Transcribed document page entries
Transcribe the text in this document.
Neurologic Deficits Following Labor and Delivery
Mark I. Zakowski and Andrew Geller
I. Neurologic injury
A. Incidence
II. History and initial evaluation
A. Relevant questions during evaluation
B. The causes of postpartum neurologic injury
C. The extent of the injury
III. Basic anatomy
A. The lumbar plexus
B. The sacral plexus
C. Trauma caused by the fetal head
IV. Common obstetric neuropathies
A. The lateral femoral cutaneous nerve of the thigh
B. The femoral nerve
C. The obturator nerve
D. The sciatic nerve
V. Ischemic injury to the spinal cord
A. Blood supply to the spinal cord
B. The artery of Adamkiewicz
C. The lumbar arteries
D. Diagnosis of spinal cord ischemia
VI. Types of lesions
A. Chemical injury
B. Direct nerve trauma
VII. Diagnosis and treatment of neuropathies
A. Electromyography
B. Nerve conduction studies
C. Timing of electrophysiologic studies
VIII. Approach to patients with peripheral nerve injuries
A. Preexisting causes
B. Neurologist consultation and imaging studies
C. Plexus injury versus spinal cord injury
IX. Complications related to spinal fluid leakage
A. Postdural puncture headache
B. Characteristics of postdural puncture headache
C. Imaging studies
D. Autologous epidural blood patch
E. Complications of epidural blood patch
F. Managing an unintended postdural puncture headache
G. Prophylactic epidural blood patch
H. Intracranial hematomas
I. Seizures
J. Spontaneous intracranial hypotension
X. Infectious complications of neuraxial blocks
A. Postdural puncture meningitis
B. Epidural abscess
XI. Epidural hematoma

Your instructions
The response consists of the lines above that contain "studies".

Your response
B. Nerve conduction studies
C. Timing of electrophysiologic studies
B. Neurologist consultation and imaging studies
C. Imaging studies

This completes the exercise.